Retype all of the data exactly as given.

**** Data for the task ****

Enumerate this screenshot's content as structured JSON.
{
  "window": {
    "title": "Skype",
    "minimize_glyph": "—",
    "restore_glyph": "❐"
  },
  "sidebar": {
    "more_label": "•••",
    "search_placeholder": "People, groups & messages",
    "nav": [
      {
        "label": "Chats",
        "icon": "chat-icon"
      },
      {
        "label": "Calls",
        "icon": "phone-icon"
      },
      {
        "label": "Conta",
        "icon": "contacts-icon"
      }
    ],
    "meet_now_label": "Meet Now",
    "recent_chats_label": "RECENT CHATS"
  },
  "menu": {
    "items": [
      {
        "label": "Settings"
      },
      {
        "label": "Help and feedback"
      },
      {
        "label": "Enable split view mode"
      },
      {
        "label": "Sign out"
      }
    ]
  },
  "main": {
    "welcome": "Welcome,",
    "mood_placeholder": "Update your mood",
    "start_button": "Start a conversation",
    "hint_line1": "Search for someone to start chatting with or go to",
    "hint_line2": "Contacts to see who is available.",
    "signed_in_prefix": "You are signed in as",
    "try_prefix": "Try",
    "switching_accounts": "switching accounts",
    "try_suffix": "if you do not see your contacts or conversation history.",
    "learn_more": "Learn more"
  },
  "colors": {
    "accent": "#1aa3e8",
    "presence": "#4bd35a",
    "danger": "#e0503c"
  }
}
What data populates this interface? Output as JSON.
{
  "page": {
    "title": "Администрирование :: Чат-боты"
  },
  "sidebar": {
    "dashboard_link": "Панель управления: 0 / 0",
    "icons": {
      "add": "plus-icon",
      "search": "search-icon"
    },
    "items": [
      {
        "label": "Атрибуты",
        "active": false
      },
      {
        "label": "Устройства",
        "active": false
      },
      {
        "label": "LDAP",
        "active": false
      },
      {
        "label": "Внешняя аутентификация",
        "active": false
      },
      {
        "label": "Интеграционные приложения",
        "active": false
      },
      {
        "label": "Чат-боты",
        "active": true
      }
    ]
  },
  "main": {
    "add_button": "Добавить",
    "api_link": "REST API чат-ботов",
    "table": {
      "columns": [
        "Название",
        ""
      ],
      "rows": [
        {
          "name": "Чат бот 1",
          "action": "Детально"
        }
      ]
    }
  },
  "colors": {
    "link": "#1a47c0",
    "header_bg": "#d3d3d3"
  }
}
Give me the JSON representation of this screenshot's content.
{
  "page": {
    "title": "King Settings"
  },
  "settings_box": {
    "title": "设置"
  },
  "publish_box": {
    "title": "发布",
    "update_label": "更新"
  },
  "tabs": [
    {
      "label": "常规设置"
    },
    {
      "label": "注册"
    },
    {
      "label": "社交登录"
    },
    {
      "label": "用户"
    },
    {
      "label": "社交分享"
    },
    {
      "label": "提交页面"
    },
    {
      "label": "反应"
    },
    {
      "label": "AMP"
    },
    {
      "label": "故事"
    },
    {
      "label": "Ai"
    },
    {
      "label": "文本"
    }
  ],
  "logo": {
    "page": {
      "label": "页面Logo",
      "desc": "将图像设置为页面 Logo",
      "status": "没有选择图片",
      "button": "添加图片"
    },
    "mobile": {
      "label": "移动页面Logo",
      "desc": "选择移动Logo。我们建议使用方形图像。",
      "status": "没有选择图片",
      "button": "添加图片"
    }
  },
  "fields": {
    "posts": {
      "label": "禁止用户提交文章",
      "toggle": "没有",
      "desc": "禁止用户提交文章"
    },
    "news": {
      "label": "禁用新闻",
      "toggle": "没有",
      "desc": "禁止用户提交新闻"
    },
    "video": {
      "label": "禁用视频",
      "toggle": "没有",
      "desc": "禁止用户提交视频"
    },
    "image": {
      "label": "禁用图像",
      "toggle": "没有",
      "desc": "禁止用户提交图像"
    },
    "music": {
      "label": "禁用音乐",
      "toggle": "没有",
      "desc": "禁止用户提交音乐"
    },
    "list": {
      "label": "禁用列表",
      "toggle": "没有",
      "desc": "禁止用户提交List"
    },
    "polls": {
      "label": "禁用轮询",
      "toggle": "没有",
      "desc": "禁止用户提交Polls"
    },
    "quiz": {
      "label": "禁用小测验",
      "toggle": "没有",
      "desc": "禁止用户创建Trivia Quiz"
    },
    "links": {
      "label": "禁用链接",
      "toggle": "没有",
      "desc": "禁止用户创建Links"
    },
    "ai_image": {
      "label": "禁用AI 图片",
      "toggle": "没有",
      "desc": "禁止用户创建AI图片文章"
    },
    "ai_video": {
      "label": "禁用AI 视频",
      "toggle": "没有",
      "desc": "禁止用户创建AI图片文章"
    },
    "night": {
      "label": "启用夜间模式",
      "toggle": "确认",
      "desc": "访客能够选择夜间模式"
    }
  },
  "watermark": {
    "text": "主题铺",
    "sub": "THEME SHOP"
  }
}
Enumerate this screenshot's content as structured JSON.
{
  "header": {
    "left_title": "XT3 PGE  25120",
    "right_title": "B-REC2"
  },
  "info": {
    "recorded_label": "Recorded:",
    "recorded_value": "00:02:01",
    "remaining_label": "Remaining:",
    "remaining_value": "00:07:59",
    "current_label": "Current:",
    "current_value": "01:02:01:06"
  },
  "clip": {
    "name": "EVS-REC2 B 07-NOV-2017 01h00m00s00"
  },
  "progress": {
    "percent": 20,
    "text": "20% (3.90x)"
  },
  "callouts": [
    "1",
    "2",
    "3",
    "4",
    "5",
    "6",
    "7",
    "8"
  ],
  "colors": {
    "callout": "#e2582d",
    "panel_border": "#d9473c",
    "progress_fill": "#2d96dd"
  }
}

****

■ **Answer for the task**:
Enumerate this screenshot's content as structured JSON.
{
  "window": {
    "title": "Skype",
    "minimize_glyph": "—",
    "restore_glyph": "❐"
  },
  "sidebar": {
    "more_label": "•••",
    "search_placeholder": "People, groups & messages",
    "nav": [
      {
        "label": "Chats",
        "icon": "chat-icon"
      },
      {
        "label": "Calls",
        "icon": "phone-icon"
      },
      {
        "label": "Conta",
        "icon": "contacts-icon"
      }
    ],
    "meet_now_label": "Meet Now",
    "recent_chats_label": "RECENT CHATS"
  },
  "menu": {
    "items": [
      {
        "label": "Settings"
      },
      {
        "label": "Help and feedback"
      },
      {
        "label": "Enable split view mode"
      },
      {
        "label": "Sign out"
      }
    ]
  },
  "main": {
    "welcome": "Welcome,",
    "mood_placeholder": "Update your mood",
    "start_button": "Start a conversation",
    "hint_line1": "Search for someone to start chatting with or go to",
    "hint_line2": "Contacts to see who is available.",
    "signed_in_prefix": "You are signed in as",
    "try_prefix": "Try",
    "switching_accounts": "switching accounts",
    "try_suffix": "if you do not see your contacts or conversation history.",
    "learn_more": "Learn more"
  },
  "colors": {
    "accent": "#1aa3e8",
    "presence": "#4bd35a",
    "danger": "#e0503c"
  }
}
What data populates this interface? Output as JSON.
{
  "page": {
    "title": "Администрирование :: Чат-боты"
  },
  "sidebar": {
    "dashboard_link": "Панель управления: 0 / 0",
    "icons": {
      "add": "plus-icon",
      "search": "search-icon"
    },
    "items": [
      {
        "label": "Атрибуты",
        "active": false
      },
      {
        "label": "Устройства",
        "active": false
      },
      {
        "label": "LDAP",
        "active": false
      },
      {
        "label": "Внешняя аутентификация",
        "active": false
      },
      {
        "label": "Интеграционные приложения",
        "active": false
      },
      {
        "label": "Чат-боты",
        "active": true
      }
    ]
  },
  "main": {
    "add_button": "Добавить",
    "api_link": "REST API чат-ботов",
    "table": {
      "columns": [
        "Название",
        ""
      ],
      "rows": [
        {
          "name": "Чат бот 1",
          "action": "Детально"
        }
      ]
    }
  },
  "colors": {
    "link": "#1a47c0",
    "header_bg": "#d3d3d3"
  }
}
Give me the JSON representation of this screenshot's content.
{
  "page": {
    "title": "King Settings"
  },
  "settings_box": {
    "title": "设置"
  },
  "publish_box": {
    "title": "发布",
    "update_label": "更新"
  },
  "tabs": [
    {
      "label": "常规设置"
    },
    {
      "label": "注册"
    },
    {
      "label": "社交登录"
    },
    {
      "label": "用户"
    },
    {
      "label": "社交分享"
    },
    {
      "label": "提交页面"
    },
    {
      "label": "反应"
    },
    {
      "label": "AMP"
    },
    {
      "label": "故事"
    },
    {
      "label": "Ai"
    },
    {
      "label": "文本"
    }
  ],
  "logo": {
    "page": {
      "label": "页面Logo",
      "desc": "将图像设置为页面 Logo",
      "status": "没有选择图片",
      "button": "添加图片"
    },
    "mobile": {
      "label": "移动页面Logo",
      "desc": "选择移动Logo。我们建议使用方形图像。",
      "status": "没有选择图片",
      "button": "添加图片"
    }
  },
  "fields": {
    "posts": {
      "label": "禁止用户提交文章",
      "toggle": "没有",
      "desc": "禁止用户提交文章"
    },
    "news": {
      "label": "禁用新闻",
      "toggle": "没有",
      "desc": "禁止用户提交新闻"
    },
    "video": {
      "label": "禁用视频",
      "toggle": "没有",
      "desc": "禁止用户提交视频"
    },
    "image": {
      "label": "禁用图像",
      "toggle": "没有",
      "desc": "禁止用户提交图像"
    },
    "music": {
      "label": "禁用音乐",
      "toggle": "没有",
      "desc": "禁止用户提交音乐"
    },
    "list": {
      "label": "禁用列表",
      "toggle": "没有",
      "desc": "禁止用户提交List"
    },
    "polls": {
      "label": "禁用轮询",
      "toggle": "没有",
      "desc": "禁止用户提交Polls"
    },
    "quiz": {
      "label": "禁用小测验",
      "toggle": "没有",
      "desc": "禁止用户创建Trivia Quiz"
    },
    "links": {
      "label": "禁用链接",
      "toggle": "没有",
      "desc": "禁止用户创建Links"
    },
    "ai_image": {
      "label": "禁用AI 图片",
      "toggle": "没有",
      "desc": "禁止用户创建AI图片文章"
    },
    "ai_video": {
      "label": "禁用AI 视频",
      "toggle": "没有",
      "desc": "禁止用户创建AI图片文章"
    },
    "night": {
      "label": "启用夜间模式",
      "toggle": "确认",
      "desc": "访客能够选择夜间模式"
    }
  },
  "watermark": {
    "text": "主题铺",
    "sub": "THEME SHOP"
  }
}
Enumerate this screenshot's content as structured JSON.
{
  "header": {
    "left_title": "XT3 PGE  25120",
    "right_title": "B-REC2"
  },
  "info": {
    "recorded_label": "Recorded:",
    "recorded_value": "00:02:01",
    "remaining_label": "Remaining:",
    "remaining_value": "00:07:59",
    "current_label": "Current:",
    "current_value": "01:02:01:06"
  },
  "clip": {
    "name": "EVS-REC2 B 07-NOV-2017 01h00m00s00"
  },
  "progress": {
    "percent": 20,
    "text": "20% (3.90x)"
  },
  "callouts": [
    "1",
    "2",
    "3",
    "4",
    "5",
    "6",
    "7",
    "8"
  ],
  "colors": {
    "callout": "#e2582d",
    "panel_border": "#d9473c",
    "progress_fill": "#2d96dd"
  }
}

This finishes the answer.